* Exercise task: Copy out all the lines in the records that include the word "name".

[Chart and figure data]
-- BEGIN --
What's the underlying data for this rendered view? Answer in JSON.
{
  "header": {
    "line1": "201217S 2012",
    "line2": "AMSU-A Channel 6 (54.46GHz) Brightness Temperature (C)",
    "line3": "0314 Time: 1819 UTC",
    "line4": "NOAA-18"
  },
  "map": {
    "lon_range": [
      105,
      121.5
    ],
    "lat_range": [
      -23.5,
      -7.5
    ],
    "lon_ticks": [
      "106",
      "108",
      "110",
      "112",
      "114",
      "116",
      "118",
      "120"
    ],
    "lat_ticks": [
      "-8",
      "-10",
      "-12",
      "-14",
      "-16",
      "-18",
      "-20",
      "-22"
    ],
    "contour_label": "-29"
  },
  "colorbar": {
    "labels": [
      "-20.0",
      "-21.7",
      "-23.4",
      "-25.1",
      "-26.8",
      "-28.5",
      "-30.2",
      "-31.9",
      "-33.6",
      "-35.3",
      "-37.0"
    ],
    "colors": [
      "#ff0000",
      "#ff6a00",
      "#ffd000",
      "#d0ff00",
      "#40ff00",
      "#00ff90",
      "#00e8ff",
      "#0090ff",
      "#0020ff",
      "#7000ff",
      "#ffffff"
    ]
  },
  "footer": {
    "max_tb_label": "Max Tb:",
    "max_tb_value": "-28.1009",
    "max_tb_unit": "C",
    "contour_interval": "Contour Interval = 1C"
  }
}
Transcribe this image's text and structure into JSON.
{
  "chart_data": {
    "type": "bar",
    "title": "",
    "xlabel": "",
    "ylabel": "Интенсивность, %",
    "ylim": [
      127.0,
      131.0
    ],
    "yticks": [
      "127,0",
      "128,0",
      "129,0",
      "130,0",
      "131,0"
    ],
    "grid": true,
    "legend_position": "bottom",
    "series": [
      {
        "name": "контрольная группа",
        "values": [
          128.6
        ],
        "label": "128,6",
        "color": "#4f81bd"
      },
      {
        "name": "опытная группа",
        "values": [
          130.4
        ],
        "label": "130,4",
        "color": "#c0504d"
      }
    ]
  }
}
-- END --
* Exercise response:
        "name": "контрольная группа",
        "name": "опытная группа",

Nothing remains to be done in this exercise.